__Exercise instructions__
Transcribe the records below exactly as they appear.

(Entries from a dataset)
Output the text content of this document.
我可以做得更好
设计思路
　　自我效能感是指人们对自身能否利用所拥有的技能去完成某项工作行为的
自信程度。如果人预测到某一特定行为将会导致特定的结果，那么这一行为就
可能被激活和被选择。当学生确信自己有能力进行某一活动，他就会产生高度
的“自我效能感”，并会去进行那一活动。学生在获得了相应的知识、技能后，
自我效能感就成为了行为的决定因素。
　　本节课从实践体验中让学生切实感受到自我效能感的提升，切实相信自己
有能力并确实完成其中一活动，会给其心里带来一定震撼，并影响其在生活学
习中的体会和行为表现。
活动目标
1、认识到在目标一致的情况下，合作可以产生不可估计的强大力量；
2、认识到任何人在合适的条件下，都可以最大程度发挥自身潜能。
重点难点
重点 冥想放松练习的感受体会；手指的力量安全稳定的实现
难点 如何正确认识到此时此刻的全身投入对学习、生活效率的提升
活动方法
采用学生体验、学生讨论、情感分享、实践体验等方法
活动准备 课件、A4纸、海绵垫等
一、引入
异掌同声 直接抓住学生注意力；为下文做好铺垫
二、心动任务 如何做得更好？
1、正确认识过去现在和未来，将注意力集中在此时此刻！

__The reply__
Output the text content of this document.
我可以做得更好
设计思路
　　自我效能感是指人们对自身能否利用所拥有的技能去完成某项工作行为的
自信程度。如果人预测到某一特定行为将会导致特定的结果，那么这一行为就
可能被激活和被选择。当学生确信自己有能力进行某一活动，他就会产生高度
的“自我效能感”，并会去进行那一活动。学生在获得了相应的知识、技能后，
自我效能感就成为了行为的决定因素。
　　本节课从实践体验中让学生切实感受到自我效能感的提升，切实相信自己
有能力并确实完成其中一活动，会给其心里带来一定震撼，并影响其在生活学
习中的体会和行为表现。
活动目标
1、认识到在目标一致的情况下，合作可以产生不可估计的强大力量；
2、认识到任何人在合适的条件下，都可以最大程度发挥自身潜能。
重点难点
重点 冥想放松练习的感受体会；手指的力量安全稳定的实现
难点 如何正确认识到此时此刻的全身投入对学习、生活效率的提升
活动方法
采用学生体验、学生讨论、情感分享、实践体验等方法
活动准备 课件、A4纸、海绵垫等
一、引入
异掌同声 直接抓住学生注意力；为下文做好铺垫
二、心动任务 如何做得更好？
1、正确认识过去现在和未来，将注意力集中在此时此刻！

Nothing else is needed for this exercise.